## [EXERCISE]
Lines containing the word "APIHelper" are the ones to copy from the records below.

## Begin

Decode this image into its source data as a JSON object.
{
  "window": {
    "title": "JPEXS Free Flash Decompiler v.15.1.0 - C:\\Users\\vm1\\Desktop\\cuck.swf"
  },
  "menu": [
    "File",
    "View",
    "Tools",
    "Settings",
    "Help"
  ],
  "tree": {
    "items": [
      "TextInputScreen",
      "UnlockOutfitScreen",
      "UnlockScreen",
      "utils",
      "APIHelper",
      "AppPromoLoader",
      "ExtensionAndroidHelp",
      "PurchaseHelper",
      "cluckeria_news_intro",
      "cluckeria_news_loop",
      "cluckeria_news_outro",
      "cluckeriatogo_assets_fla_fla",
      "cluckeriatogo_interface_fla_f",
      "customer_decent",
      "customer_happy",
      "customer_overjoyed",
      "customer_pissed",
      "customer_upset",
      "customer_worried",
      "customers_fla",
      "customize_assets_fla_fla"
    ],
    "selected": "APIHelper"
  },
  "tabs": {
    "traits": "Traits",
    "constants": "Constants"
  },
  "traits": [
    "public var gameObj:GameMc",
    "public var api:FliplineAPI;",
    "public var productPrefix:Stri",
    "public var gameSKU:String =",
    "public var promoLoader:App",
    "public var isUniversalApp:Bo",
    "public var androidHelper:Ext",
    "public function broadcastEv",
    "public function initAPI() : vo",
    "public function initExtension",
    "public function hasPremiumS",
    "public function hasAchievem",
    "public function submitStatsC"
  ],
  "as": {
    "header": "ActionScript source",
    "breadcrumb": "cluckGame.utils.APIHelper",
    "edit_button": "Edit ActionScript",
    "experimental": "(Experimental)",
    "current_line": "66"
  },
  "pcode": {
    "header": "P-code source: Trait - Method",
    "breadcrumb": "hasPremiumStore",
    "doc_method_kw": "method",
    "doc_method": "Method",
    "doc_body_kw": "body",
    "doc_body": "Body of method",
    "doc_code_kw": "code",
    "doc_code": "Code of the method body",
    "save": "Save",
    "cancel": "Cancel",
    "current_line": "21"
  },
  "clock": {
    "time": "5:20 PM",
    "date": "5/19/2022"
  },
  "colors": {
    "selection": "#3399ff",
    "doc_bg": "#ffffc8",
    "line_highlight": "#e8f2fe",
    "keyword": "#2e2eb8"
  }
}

## End

## [TASK RESPONSE]
      "APIHelper",
    "selected": "APIHelper"
    "breadcrumb": "cluckGame.utils.APIHelper",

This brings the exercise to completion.